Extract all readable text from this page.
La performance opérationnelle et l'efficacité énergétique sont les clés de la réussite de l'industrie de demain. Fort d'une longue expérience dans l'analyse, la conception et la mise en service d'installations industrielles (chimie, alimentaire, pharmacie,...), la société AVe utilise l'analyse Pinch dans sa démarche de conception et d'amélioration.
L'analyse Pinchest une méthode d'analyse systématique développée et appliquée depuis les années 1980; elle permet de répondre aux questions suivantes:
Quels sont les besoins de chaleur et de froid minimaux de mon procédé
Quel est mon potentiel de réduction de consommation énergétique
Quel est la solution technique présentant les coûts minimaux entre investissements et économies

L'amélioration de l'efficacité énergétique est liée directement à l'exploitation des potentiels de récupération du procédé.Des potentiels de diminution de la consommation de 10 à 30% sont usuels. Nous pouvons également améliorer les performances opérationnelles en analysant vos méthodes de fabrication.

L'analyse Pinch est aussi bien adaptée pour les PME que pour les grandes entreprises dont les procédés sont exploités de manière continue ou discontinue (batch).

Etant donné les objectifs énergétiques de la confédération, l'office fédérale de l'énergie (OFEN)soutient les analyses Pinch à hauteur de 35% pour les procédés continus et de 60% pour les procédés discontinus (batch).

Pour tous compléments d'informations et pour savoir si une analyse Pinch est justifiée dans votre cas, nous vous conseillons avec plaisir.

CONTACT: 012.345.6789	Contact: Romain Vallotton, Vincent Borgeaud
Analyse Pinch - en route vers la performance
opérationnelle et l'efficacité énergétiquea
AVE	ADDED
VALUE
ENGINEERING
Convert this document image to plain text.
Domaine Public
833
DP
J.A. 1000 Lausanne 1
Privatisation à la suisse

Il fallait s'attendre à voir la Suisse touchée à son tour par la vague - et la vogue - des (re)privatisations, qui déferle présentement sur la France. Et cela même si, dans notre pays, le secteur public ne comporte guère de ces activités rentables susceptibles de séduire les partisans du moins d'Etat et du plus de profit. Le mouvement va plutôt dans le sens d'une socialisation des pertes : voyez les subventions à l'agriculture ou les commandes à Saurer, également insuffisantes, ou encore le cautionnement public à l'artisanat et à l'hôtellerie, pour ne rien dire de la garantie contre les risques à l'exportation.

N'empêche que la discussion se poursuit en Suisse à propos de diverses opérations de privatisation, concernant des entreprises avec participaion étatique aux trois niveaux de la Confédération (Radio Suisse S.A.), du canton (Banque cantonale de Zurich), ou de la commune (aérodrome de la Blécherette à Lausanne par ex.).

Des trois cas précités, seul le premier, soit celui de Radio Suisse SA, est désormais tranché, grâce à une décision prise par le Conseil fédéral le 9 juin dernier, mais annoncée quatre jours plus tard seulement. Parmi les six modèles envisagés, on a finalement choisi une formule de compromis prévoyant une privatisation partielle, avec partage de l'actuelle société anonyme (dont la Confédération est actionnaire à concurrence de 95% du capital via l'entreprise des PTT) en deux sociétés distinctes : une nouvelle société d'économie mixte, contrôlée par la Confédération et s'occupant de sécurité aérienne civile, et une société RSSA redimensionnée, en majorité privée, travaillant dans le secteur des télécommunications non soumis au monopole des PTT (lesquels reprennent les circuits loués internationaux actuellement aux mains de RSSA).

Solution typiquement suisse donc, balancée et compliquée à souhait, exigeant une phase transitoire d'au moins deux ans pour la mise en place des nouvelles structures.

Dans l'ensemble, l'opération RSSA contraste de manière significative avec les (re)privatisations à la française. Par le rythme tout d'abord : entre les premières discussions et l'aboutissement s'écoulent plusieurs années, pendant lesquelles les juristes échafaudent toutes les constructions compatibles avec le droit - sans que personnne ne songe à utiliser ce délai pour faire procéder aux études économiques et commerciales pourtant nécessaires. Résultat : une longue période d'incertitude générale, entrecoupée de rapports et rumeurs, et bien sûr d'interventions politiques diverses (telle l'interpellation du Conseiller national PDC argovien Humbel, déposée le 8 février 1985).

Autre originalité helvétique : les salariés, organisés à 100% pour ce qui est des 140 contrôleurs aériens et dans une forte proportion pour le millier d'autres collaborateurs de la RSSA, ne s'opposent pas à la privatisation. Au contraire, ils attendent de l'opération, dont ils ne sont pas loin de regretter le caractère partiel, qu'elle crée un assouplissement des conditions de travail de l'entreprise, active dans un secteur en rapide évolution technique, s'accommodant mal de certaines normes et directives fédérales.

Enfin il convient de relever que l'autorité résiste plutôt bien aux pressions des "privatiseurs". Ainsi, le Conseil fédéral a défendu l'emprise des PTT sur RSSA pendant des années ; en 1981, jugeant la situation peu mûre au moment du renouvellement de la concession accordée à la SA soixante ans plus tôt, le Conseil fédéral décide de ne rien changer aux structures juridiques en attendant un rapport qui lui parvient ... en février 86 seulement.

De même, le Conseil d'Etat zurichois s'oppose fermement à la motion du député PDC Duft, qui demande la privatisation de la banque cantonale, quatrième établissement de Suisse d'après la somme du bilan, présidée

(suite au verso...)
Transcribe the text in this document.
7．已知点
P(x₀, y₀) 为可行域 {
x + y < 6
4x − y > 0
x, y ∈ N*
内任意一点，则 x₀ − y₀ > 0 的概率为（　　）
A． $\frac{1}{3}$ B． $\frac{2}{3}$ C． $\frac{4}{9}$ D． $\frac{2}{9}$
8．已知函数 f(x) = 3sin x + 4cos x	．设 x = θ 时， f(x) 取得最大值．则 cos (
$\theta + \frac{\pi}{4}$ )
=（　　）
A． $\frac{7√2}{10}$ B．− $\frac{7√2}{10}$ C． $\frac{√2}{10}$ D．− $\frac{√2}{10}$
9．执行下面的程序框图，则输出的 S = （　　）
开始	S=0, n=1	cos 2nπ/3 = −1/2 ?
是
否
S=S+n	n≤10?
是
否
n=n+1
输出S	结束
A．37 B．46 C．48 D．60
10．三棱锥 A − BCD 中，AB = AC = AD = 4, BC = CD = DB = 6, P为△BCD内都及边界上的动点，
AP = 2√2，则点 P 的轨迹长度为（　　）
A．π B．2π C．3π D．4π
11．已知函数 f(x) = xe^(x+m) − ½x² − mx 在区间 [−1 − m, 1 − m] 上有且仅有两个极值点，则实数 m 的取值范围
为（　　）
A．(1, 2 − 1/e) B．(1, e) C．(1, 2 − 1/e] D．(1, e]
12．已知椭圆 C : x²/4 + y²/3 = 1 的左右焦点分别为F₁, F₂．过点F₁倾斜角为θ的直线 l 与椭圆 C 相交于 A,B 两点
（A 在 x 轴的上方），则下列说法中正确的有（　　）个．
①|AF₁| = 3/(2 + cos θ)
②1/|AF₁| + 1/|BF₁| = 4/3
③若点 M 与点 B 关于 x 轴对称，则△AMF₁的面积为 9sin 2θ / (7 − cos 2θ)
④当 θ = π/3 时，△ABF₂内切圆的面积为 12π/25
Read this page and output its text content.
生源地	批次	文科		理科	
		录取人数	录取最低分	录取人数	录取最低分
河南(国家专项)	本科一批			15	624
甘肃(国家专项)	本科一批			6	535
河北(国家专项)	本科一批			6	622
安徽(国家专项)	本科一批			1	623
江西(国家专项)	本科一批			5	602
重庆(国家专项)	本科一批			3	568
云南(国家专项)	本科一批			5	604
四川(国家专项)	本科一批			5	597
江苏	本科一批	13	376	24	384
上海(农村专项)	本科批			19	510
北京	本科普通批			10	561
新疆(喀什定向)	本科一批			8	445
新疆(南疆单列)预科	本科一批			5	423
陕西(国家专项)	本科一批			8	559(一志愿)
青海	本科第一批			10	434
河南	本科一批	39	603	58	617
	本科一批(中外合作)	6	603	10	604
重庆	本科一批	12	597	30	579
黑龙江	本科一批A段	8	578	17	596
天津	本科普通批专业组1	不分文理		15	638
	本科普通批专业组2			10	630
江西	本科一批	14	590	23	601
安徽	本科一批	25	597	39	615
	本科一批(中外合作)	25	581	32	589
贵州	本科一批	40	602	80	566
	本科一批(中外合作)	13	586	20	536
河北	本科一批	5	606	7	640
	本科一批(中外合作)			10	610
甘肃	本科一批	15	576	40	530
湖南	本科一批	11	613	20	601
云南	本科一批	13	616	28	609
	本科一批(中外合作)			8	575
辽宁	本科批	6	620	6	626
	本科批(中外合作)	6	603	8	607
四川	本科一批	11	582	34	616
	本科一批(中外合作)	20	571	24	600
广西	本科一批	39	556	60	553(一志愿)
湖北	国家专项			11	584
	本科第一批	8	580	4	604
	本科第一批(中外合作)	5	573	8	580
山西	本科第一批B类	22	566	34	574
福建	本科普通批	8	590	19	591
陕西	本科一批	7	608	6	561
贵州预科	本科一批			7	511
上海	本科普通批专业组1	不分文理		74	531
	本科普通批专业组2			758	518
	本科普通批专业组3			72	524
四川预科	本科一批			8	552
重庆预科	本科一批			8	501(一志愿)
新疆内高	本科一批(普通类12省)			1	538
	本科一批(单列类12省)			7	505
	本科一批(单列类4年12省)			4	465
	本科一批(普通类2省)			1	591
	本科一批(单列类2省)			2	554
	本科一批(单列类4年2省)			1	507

**What you need to do**
Make a copy of each line that contains the string "batch".

**Response to this task**
L'analyse Pinch est aussi bien adaptée pour les PME que pour les grandes entreprises dont les procédés sont exploités de manière continue ou discontinue (batch).
Etant donné les objectifs énergétiques de la confédération, l'office fédérale de l'énergie (OFEN)soutient les analyses Pinch à hauteur de 35% pour les procédés continus et de 60% pour les procédés discontinus (batch).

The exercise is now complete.